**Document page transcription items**
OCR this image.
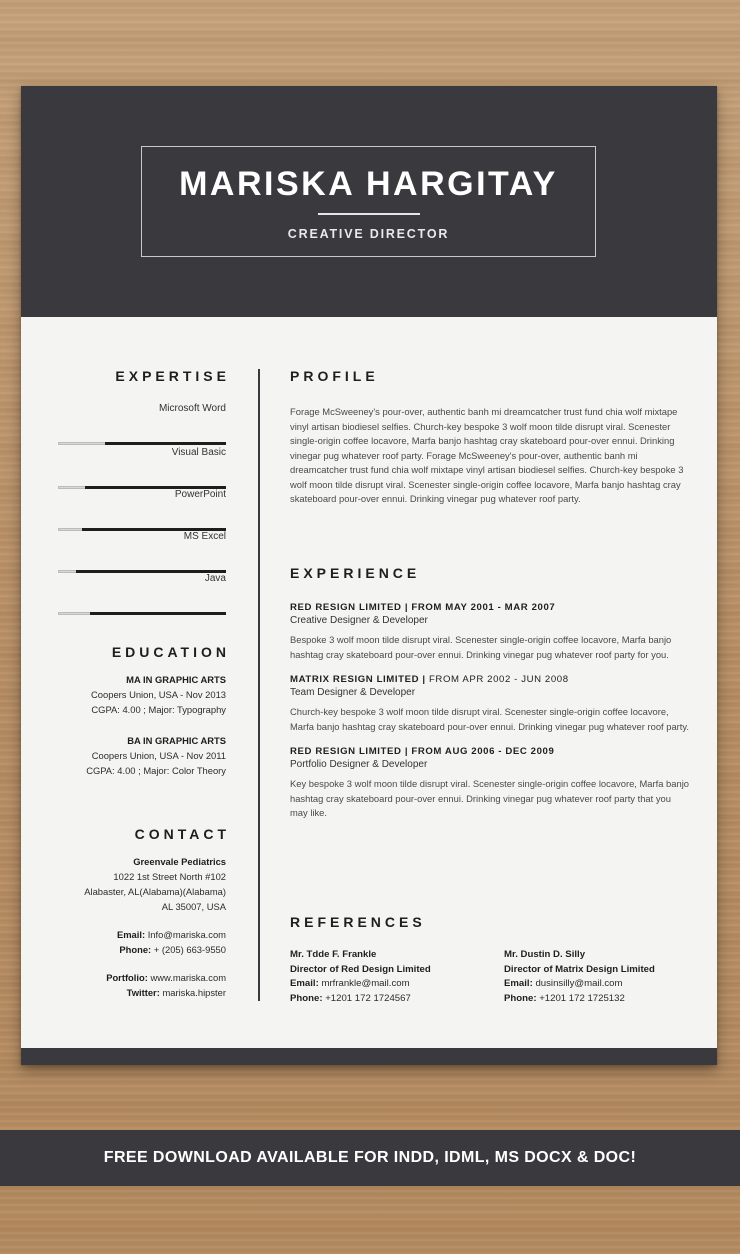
MARISKA HARGITAY
CREATIVE DIRECTOR
EXPERTISE
Microsoft Word
Visual Basic
PowerPoint
MS Excel
Java
EDUCATION
MA IN GRAPHIC ARTS
Coopers Union, USA - Nov 2013
CGPA: 4.00 ; Major: Typography
BA IN GRAPHIC ARTS
Coopers Union, USA - Nov 2011
CGPA: 4.00 ; Major: Color Theory
CONTACT
Greenvale Pediatrics
1022 1st Street North #102
Alabaster, AL(Alabama)(Alabama)
AL 35007, USA
Email: Info@mariska.com
Phone: + (205) 663-9550
Portfolio: www.mariska.com
Twitter: mariska.hipster
PROFILE
Forage McSweeney's pour-over, authentic banh mi dreamcatcher trust fund chia wolf mixtape vinyl artisan biodiesel selfies. Church-key bespoke 3 wolf moon tilde disrupt viral. Scenester single-origin coffee locavore, Marfa banjo hashtag cray skateboard pour-over ennui. Drinking vinegar pug whatever roof party. Forage McSweeney's pour-over, authentic banh mi dreamcatcher trust fund chia wolf mixtape vinyl artisan biodiesel selfies. Church-key bespoke 3 wolf moon tilde disrupt viral. Scenester single-origin coffee locavore, Marfa banjo hashtag cray skateboard pour-over ennui. Drinking vinegar pug whatever roof party.
EXPERIENCE
RED RESIGN LIMITED | FROM MAY 2001 - MAR 2007
Creative Designer & Developer
Bespoke 3 wolf moon tilde disrupt viral. Scenester single-origin coffee locavore, Marfa banjo hashtag cray skateboard pour-over ennui. Drinking vinegar pug whatever roof party for you.
MATRIX RESIGN LIMITED | FROM APR 2002 - JUN 2008
Team Designer & Developer
Church-key bespoke 3 wolf moon tilde disrupt viral. Scenester single-origin coffee locavore, Marfa banjo hashtag cray skateboard pour-over ennui. Drinking vinegar pug whatever roof party.
RED RESIGN LIMITED | FROM AUG 2006 - DEC 2009
Portfolio Designer & Developer
Key bespoke 3 wolf moon tilde disrupt viral. Scenester single-origin coffee locavore, Marfa banjo hashtag cray skateboard pour-over ennui. Drinking vinegar pug whatever roof party that you may like.
REFERENCES
Mr. Tdde F. Frankle
Director of Red Design Limited
Email: mrfrankle@mail.com
Phone: +1201 172 1724567
Mr. Dustin D. Silly
Director of Matrix Design Limited
Email: dusinsilly@mail.com
Phone: +1201 172 1725132
FREE DOWNLOAD AVAILABLE FOR INDD, IDML, MS DOCX & DOC!
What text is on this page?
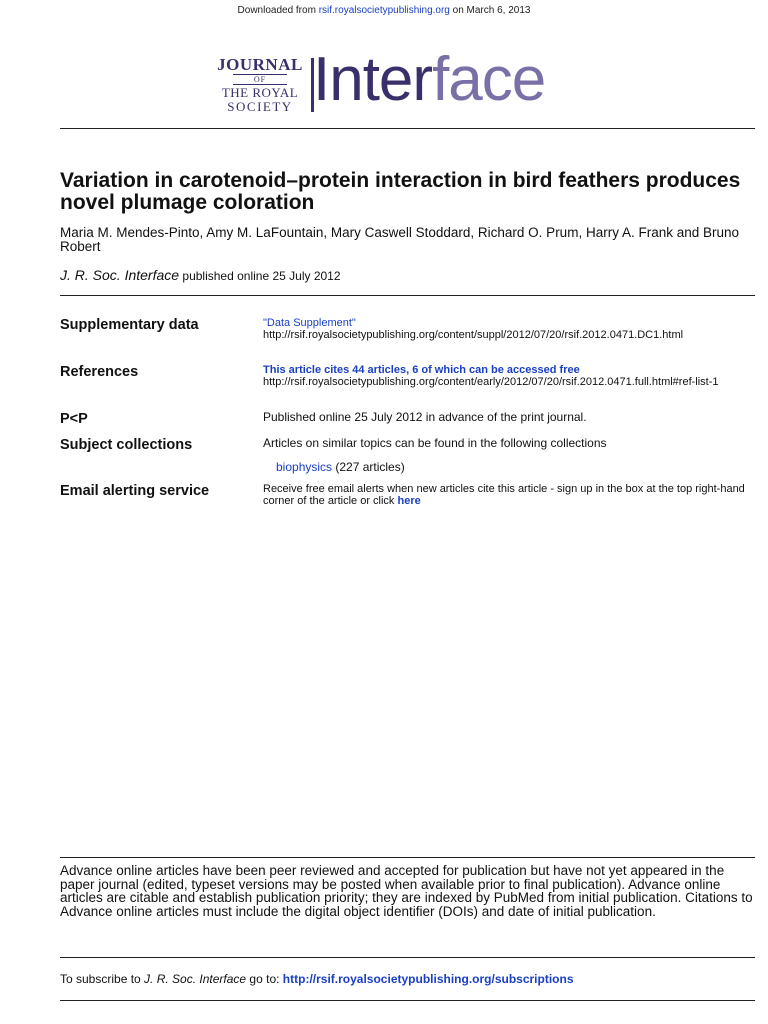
Downloaded from rsif.royalsocietypublishing.org on March 6, 2013
JOURNAL
OF
THE ROYAL
SOCIETY Interface
Variation in carotenoid–protein interaction in bird feathers produces novel plumage coloration
Maria M. Mendes-Pinto, Amy M. LaFountain, Mary Caswell Stoddard, Richard O. Prum, Harry A. Frank and Bruno Robert
J. R. Soc. Interface published online 25 July 2012
Supplementary data	"Data Supplement"
http://rsif.royalsocietypublishing.org/content/suppl/2012/07/20/rsif.2012.0471.DC1.html
References	This article cites 44 articles, 6 of which can be accessed free
http://rsif.royalsocietypublishing.org/content/early/2012/07/20/rsif.2012.0471.full.html#ref-list-1
P<P	Published online 25 July 2012 in advance of the print journal.
Subject collections	Articles on similar topics can be found in the following collections
biophysics (227 articles)
Email alerting service	Receive free email alerts when new articles cite this article - sign up in the box at the top right-hand corner of the article or click here
Advance online articles have been peer reviewed and accepted for publication but have not yet appeared in the paper journal (edited, typeset versions may be posted when available prior to final publication). Advance online articles are citable and establish publication priority; they are indexed by PubMed from initial publication. Citations to Advance online articles must include the digital object identifier (DOIs) and date of initial publication.
To subscribe to J. R. Soc. Interface go to: http://rsif.royalsocietypublishing.org/subscriptions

**About this exercise**
In the data above, tally the lines that contain the string "party" and give that figure alone.

**Result of the task**
4